Copy every line of the entries that includes the word "groups".

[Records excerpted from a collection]
** Start **

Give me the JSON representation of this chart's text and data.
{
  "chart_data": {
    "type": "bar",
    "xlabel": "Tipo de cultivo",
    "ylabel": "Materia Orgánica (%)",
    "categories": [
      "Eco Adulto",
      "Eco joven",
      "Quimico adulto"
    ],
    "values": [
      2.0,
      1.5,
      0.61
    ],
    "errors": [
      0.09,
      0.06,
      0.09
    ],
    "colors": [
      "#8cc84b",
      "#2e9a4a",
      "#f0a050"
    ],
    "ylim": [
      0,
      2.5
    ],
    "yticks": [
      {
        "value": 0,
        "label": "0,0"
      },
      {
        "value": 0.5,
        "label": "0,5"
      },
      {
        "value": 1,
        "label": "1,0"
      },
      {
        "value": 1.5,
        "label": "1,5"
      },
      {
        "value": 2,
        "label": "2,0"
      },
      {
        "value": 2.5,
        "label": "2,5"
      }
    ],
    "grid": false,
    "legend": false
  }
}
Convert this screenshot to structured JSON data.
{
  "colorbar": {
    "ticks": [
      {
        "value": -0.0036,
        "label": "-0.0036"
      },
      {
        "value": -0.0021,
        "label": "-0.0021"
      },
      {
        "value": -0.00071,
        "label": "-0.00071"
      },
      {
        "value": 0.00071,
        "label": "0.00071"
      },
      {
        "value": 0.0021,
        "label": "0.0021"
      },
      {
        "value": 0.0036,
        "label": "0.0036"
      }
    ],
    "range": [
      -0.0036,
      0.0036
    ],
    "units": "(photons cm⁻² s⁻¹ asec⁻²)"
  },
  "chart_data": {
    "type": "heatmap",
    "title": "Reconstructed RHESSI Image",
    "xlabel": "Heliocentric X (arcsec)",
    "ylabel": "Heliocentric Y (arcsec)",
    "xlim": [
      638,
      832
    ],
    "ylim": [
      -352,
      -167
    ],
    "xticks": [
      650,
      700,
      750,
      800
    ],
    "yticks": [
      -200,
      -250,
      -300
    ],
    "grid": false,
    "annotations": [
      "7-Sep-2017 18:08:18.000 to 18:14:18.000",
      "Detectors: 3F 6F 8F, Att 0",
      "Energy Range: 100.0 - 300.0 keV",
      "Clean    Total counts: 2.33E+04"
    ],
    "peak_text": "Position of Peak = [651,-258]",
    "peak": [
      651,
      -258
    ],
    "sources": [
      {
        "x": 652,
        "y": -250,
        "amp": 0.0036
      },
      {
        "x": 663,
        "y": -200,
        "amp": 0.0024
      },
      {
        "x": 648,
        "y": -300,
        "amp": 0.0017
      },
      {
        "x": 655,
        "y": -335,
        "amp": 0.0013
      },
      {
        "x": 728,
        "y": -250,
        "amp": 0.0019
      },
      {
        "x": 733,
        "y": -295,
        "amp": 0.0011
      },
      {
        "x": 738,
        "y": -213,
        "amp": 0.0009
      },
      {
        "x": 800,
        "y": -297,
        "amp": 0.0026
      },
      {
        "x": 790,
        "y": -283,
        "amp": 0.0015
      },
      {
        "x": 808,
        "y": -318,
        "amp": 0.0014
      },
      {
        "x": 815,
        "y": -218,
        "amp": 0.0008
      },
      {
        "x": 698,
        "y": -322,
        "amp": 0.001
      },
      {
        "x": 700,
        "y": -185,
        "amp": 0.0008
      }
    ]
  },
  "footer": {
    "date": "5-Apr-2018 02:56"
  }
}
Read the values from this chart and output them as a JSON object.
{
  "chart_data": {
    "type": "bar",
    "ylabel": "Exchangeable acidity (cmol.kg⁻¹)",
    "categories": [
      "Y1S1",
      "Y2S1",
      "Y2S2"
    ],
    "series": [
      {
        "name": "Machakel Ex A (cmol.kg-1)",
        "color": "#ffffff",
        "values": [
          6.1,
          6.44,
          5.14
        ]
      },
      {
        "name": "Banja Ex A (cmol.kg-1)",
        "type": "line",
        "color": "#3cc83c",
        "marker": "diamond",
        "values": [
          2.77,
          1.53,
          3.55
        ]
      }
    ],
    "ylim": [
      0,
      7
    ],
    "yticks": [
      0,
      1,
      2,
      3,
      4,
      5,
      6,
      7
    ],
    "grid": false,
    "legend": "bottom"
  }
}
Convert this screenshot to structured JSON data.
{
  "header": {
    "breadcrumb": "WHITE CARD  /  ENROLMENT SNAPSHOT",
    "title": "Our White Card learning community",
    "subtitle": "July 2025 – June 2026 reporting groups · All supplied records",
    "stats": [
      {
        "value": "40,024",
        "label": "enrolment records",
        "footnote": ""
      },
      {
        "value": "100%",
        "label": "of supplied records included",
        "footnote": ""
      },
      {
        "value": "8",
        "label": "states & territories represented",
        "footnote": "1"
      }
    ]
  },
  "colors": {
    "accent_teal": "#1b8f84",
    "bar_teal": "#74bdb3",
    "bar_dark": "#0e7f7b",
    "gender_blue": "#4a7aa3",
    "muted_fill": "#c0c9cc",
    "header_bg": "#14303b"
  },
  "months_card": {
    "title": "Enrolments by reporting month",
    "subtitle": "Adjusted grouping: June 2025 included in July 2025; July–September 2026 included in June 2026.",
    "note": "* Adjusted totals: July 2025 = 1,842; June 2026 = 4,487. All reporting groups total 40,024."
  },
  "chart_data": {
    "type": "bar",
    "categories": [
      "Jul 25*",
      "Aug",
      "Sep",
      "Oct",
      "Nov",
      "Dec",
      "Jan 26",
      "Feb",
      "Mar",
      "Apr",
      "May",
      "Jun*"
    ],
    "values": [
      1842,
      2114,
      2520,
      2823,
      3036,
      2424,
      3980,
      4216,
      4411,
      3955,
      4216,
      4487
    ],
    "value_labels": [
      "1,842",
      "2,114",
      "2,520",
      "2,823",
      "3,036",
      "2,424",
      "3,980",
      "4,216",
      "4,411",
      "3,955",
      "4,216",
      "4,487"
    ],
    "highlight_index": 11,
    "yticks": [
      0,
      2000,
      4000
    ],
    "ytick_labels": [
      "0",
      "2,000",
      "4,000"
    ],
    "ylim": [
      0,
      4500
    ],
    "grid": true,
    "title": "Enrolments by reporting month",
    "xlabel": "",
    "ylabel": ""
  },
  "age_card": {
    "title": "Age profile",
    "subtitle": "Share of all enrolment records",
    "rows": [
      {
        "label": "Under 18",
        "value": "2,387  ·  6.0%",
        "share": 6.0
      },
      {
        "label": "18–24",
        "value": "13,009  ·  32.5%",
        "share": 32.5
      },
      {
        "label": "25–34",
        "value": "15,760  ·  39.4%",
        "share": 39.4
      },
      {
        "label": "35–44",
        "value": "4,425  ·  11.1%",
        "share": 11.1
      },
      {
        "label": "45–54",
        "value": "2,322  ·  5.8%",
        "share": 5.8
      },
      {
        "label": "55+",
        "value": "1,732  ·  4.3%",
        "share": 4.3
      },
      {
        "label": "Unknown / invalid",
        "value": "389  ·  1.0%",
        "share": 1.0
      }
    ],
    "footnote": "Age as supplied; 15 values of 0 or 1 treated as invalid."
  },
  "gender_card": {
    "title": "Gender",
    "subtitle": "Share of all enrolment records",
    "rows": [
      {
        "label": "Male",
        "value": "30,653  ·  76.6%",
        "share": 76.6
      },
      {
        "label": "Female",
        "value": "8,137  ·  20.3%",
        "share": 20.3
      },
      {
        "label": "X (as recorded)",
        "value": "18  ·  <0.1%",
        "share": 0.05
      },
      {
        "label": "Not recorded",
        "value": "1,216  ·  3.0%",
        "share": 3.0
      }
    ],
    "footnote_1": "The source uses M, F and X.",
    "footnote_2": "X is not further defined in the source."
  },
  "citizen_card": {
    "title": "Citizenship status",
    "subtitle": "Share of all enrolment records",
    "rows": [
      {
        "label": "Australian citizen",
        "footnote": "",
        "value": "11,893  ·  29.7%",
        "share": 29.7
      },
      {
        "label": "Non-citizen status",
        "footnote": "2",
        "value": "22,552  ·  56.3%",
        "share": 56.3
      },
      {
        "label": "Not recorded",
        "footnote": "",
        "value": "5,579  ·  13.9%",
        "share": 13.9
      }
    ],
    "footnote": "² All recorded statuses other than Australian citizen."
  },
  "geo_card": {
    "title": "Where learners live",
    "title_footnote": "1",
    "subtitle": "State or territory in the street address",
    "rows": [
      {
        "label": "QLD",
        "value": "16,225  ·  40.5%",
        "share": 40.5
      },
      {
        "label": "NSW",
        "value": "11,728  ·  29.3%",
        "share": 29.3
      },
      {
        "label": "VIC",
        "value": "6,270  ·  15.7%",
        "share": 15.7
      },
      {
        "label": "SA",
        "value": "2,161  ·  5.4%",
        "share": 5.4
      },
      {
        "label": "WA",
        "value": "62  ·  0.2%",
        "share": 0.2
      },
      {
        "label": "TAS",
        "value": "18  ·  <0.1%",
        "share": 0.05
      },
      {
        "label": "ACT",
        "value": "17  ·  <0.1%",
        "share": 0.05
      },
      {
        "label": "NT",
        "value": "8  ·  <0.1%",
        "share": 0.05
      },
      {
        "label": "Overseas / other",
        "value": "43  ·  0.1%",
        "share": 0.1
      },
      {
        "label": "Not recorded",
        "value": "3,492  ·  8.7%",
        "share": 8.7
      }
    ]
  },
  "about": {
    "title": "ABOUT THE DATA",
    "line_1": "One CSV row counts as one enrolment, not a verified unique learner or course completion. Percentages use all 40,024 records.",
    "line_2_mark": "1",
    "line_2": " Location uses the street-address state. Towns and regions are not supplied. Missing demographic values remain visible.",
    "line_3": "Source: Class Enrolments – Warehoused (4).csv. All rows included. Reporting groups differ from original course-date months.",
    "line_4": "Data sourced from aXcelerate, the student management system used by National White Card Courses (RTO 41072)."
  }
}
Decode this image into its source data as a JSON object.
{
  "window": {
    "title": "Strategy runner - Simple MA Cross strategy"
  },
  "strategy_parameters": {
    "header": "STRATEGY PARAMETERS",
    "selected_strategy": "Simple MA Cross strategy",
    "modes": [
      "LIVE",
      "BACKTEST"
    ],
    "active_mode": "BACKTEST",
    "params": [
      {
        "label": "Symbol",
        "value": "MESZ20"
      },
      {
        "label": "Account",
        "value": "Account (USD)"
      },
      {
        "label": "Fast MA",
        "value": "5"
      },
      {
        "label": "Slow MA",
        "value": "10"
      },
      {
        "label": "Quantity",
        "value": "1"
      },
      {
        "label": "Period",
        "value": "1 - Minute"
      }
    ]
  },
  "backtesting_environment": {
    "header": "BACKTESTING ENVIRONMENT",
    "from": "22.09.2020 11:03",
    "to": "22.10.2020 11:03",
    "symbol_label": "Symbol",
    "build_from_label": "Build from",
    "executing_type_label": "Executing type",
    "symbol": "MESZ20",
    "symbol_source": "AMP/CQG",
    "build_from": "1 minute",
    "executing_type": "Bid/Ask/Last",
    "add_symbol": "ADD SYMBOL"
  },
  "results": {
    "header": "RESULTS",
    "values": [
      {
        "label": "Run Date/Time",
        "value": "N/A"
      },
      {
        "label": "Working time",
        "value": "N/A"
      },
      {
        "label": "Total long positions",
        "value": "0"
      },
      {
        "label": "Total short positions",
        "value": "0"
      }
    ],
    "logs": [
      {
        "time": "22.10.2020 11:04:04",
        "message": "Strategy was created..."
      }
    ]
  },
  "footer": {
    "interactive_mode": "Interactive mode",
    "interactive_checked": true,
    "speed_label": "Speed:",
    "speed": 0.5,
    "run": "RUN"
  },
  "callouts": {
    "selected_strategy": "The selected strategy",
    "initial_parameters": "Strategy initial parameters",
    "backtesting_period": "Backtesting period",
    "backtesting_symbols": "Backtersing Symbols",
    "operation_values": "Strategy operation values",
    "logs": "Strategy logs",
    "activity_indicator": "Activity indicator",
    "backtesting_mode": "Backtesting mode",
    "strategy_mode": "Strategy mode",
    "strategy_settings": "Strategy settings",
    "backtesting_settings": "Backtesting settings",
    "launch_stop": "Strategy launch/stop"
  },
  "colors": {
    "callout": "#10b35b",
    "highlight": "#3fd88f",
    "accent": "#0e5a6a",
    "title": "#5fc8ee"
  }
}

** End **

Problem solution:
    "subtitle": "July 2025 – June 2026 reporting groups · All supplied records",
    "note": "* Adjusted totals: July 2025 = 1,842; June 2026 = 4,487. All reporting groups total 40,024."
    "line_3": "Source: Class Enrolments – Warehoused (4).csv. All rows included. Reporting groups differ from original course-date months.",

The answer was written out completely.